Data for this exercise —
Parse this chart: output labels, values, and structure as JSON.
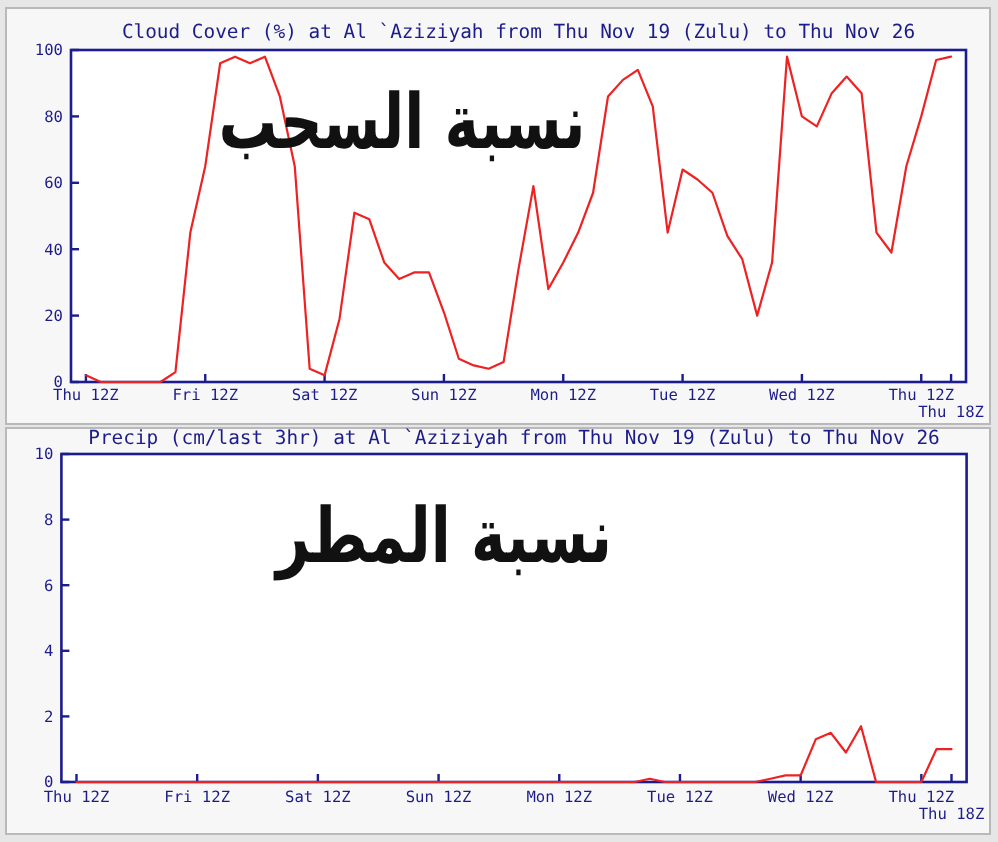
{
  "chart_data": [
    {
      "type": "line",
      "title": "Cloud Cover (%) at Al `Aziziyah from Thu Nov 19 (Zulu) to Thu Nov 26",
      "categories": [
        "Thu 12Z",
        null,
        null,
        null,
        null,
        null,
        null,
        null,
        "Fri 12Z",
        null,
        null,
        null,
        null,
        null,
        null,
        null,
        "Sat 12Z",
        null,
        null,
        null,
        null,
        null,
        null,
        null,
        "Sun 12Z",
        null,
        null,
        null,
        null,
        null,
        null,
        null,
        "Mon 12Z",
        null,
        null,
        null,
        null,
        null,
        null,
        null,
        "Tue 12Z",
        null,
        null,
        null,
        null,
        null,
        null,
        null,
        "Wed 12Z",
        null,
        null,
        null,
        null,
        null,
        null,
        null,
        "Thu 12Z",
        null,
        "Thu 18Z"
      ],
      "series": [
        {
          "color": "#ee2222",
          "values": [
            2,
            0,
            0,
            0,
            0,
            0,
            3,
            45,
            65,
            96,
            98,
            96,
            98,
            86,
            65,
            4,
            2,
            19,
            51,
            49,
            36,
            31,
            33,
            33,
            21,
            7,
            5,
            4,
            6,
            34,
            59,
            28,
            36,
            45,
            57,
            86,
            91,
            94,
            83,
            45,
            64,
            61,
            57,
            44,
            37,
            20,
            36,
            98,
            80,
            77,
            87,
            92,
            87,
            45,
            39,
            65,
            80,
            97,
            98
          ]
        }
      ],
      "ylim": [
        0,
        100
      ],
      "yticks": [
        0,
        20,
        40,
        60,
        80,
        100
      ],
      "annotations": [
        "نسبة السحب"
      ]
    },
    {
      "type": "line",
      "title": "Precip (cm/last 3hr) at Al `Aziziyah from Thu Nov 19 (Zulu) to Thu Nov 26",
      "categories": [
        "Thu 12Z",
        null,
        null,
        null,
        null,
        null,
        null,
        null,
        "Fri 12Z",
        null,
        null,
        null,
        null,
        null,
        null,
        null,
        "Sat 12Z",
        null,
        null,
        null,
        null,
        null,
        null,
        null,
        "Sun 12Z",
        null,
        null,
        null,
        null,
        null,
        null,
        null,
        "Mon 12Z",
        null,
        null,
        null,
        null,
        null,
        null,
        null,
        "Tue 12Z",
        null,
        null,
        null,
        null,
        null,
        null,
        null,
        "Wed 12Z",
        null,
        null,
        null,
        null,
        null,
        null,
        null,
        "Thu 12Z",
        null,
        "Thu 18Z"
      ],
      "series": [
        {
          "color": "#ee2222",
          "values": [
            0,
            0,
            0,
            0,
            0,
            0,
            0,
            0,
            0,
            0,
            0,
            0,
            0,
            0,
            0,
            0,
            0,
            0,
            0,
            0,
            0,
            0,
            0,
            0,
            0,
            0,
            0,
            0,
            0,
            0,
            0,
            0,
            0,
            0,
            0,
            0,
            0,
            0,
            0.1,
            0,
            0,
            0,
            0,
            0,
            0,
            0,
            0.1,
            0.2,
            0.2,
            1.3,
            1.5,
            0.9,
            1.7,
            0,
            0,
            0,
            0,
            1.0,
            1.0
          ]
        }
      ],
      "ylim": [
        0,
        10
      ],
      "yticks": [
        0,
        2,
        4,
        6,
        8,
        10
      ],
      "annotations": [
        "نسبة المطر"
      ]
    }
  ]
}
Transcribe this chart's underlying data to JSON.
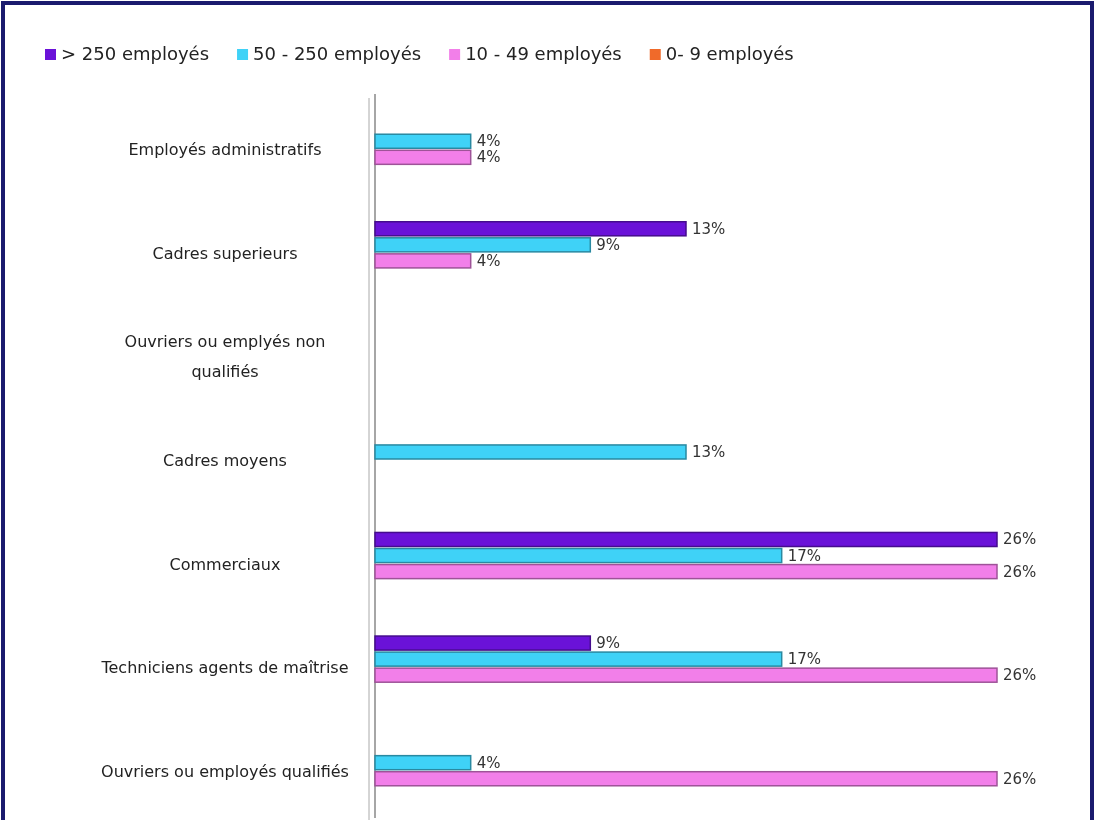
{
  "chart_data": {
    "type": "bar",
    "orientation": "horizontal",
    "legend": "top",
    "categories": [
      "Employés administratifs",
      "Cadres superieurs",
      "Ouvriers ou emplyés non qualifiés",
      "Cadres moyens",
      "Commerciaux",
      "Techniciens agents de maîtrise",
      "Ouvriers ou employés qualifiés"
    ],
    "series": [
      {
        "name": "> 250 employés",
        "color": "#6a12d8",
        "values": [
          0,
          13,
          0,
          0,
          26,
          9,
          0
        ],
        "value_labels": [
          null,
          "13%",
          null,
          null,
          "26%",
          "9%",
          null
        ]
      },
      {
        "name": "50 - 250 employés",
        "color": "#3fd2f7",
        "values": [
          4,
          9,
          0,
          13,
          17,
          17,
          4
        ],
        "value_labels": [
          "4%",
          "9%",
          null,
          "13%",
          "17%",
          "17%",
          "4%"
        ]
      },
      {
        "name": "10 - 49 employés",
        "color": "#f27fe9",
        "values": [
          4,
          4,
          0,
          0,
          26,
          26,
          26
        ],
        "value_labels": [
          "4%",
          "4%",
          null,
          null,
          "26%",
          "26%",
          "26%"
        ]
      },
      {
        "name": "0- 9 employés",
        "color": "#f06a2a",
        "values": [
          0,
          0,
          0,
          0,
          0,
          0,
          0
        ],
        "value_labels": [
          null,
          null,
          null,
          null,
          null,
          null,
          null
        ]
      }
    ]
  }
}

Direction — Copy out all of the data word for word. Do not carry over any picture.

Written solution —
Parse this chart: output labels, values, and structure as JSON.
{
  "chart_data": [
    {
      "type": "line",
      "title": "Cloud Cover (%) at Al `Aziziyah from Thu Nov 19 (Zulu) to Thu Nov 26",
      "categories": [
        "Thu 12Z",
        null,
        null,
        null,
        null,
        null,
        null,
        null,
        "Fri 12Z",
        null,
        null,
        null,
        null,
        null,
        null,
        null,
        "Sat 12Z",
        null,
        null,
        null,
        null,
        null,
        null,
        null,
        "Sun 12Z",
        null,
        null,
        null,
        null,
        null,
        null,
        null,
        "Mon 12Z",
        null,
        null,
        null,
        null,
        null,
        null,
        null,
        "Tue 12Z",
        null,
        null,
        null,
        null,
        null,
        null,
        null,
        "Wed 12Z",
        null,
        null,
        null,
        null,
        null,
        null,
        null,
        "Thu 12Z",
        null,
        "Thu 18Z"
      ],
      "series": [
        {
          "color": "#ee2222",
          "values": [
            2,
            0,
            0,
            0,
            0,
            0,
            3,
            45,
            65,
            96,
            98,
            96,
            98,
            86,
            65,
            4,
            2,
            19,
            51,
            49,
            36,
            31,
            33,
            33,
            21,
            7,
            5,
            4,
            6,
            34,
            59,
            28,
            36,
            45,
            57,
            86,
            91,
            94,
            83,
            45,
            64,
            61,
            57,
            44,
            37,
            20,
            36,
            98,
            80,
            77,
            87,
            92,
            87,
            45,
            39,
            65,
            80,
            97,
            98
          ]
        }
      ],
      "ylim": [
        0,
        100
      ],
      "yticks": [
        0,
        20,
        40,
        60,
        80,
        100
      ],
      "annotations": [
        "نسبة السحب"
      ]
    },
    {
      "type": "line",
      "title": "Precip (cm/last 3hr) at Al `Aziziyah from Thu Nov 19 (Zulu) to Thu Nov 26",
      "categories": [
        "Thu 12Z",
        null,
        null,
        null,
        null,
        null,
        null,
        null,
        "Fri 12Z",
        null,
        null,
        null,
        null,
        null,
        null,
        null,
        "Sat 12Z",
        null,
        null,
        null,
        null,
        null,
        null,
        null,
        "Sun 12Z",
        null,
        null,
        null,
        null,
        null,
        null,
        null,
        "Mon 12Z",
        null,
        null,
        null,
        null,
        null,
        null,
        null,
        "Tue 12Z",
        null,
        null,
        null,
        null,
        null,
        null,
        null,
        "Wed 12Z",
        null,
        null,
        null,
        null,
        null,
        null,
        null,
        "Thu 12Z",
        null,
        "Thu 18Z"
      ],
      "series": [
        {
          "color": "#ee2222",
          "values": [
            0,
            0,
            0,
            0,
            0,
            0,
            0,
            0,
            0,
            0,
            0,
            0,
            0,
            0,
            0,
            0,
            0,
            0,
            0,
            0,
            0,
            0,
            0,
            0,
            0,
            0,
            0,
            0,
            0,
            0,
            0,
            0,
            0,
            0,
            0,
            0,
            0,
            0,
            0.1,
            0,
            0,
            0,
            0,
            0,
            0,
            0,
            0.1,
            0.2,
            0.2,
            1.3,
            1.5,
            0.9,
            1.7,
            0,
            0,
            0,
            0,
            1.0,
            1.0
          ]
        }
      ],
      "ylim": [
        0,
        10
      ],
      "yticks": [
        0,
        2,
        4,
        6,
        8,
        10
      ],
      "annotations": [
        "نسبة المطر"
      ]
    }
  ]
}
Transcribe this chart's underlying data to JSON.
{
  "chart_data": {
    "type": "bar",
    "orientation": "horizontal",
    "legend": "top",
    "categories": [
      "Employés administratifs",
      "Cadres superieurs",
      "Ouvriers ou emplyés non qualifiés",
      "Cadres moyens",
      "Commerciaux",
      "Techniciens agents de maîtrise",
      "Ouvriers ou employés qualifiés"
    ],
    "series": [
      {
        "name": "> 250 employés",
        "color": "#6a12d8",
        "values": [
          0,
          13,
          0,
          0,
          26,
          9,
          0
        ],
        "value_labels": [
          null,
          "13%",
          null,
          null,
          "26%",
          "9%",
          null
        ]
      },
      {
        "name": "50 - 250 employés",
        "color": "#3fd2f7",
        "values": [
          4,
          9,
          0,
          13,
          17,
          17,
          4
        ],
        "value_labels": [
          "4%",
          "9%",
          null,
          "13%",
          "17%",
          "17%",
          "4%"
        ]
      },
      {
        "name": "10 - 49 employés",
        "color": "#f27fe9",
        "values": [
          4,
          4,
          0,
          0,
          26,
          26,
          26
        ],
        "value_labels": [
          "4%",
          "4%",
          null,
          null,
          "26%",
          "26%",
          "26%"
        ]
      },
      {
        "name": "0- 9 employés",
        "color": "#f06a2a",
        "values": [
          0,
          0,
          0,
          0,
          0,
          0,
          0
        ],
        "value_labels": [
          null,
          null,
          null,
          null,
          null,
          null,
          null
        ]
      }
    ]
  }
}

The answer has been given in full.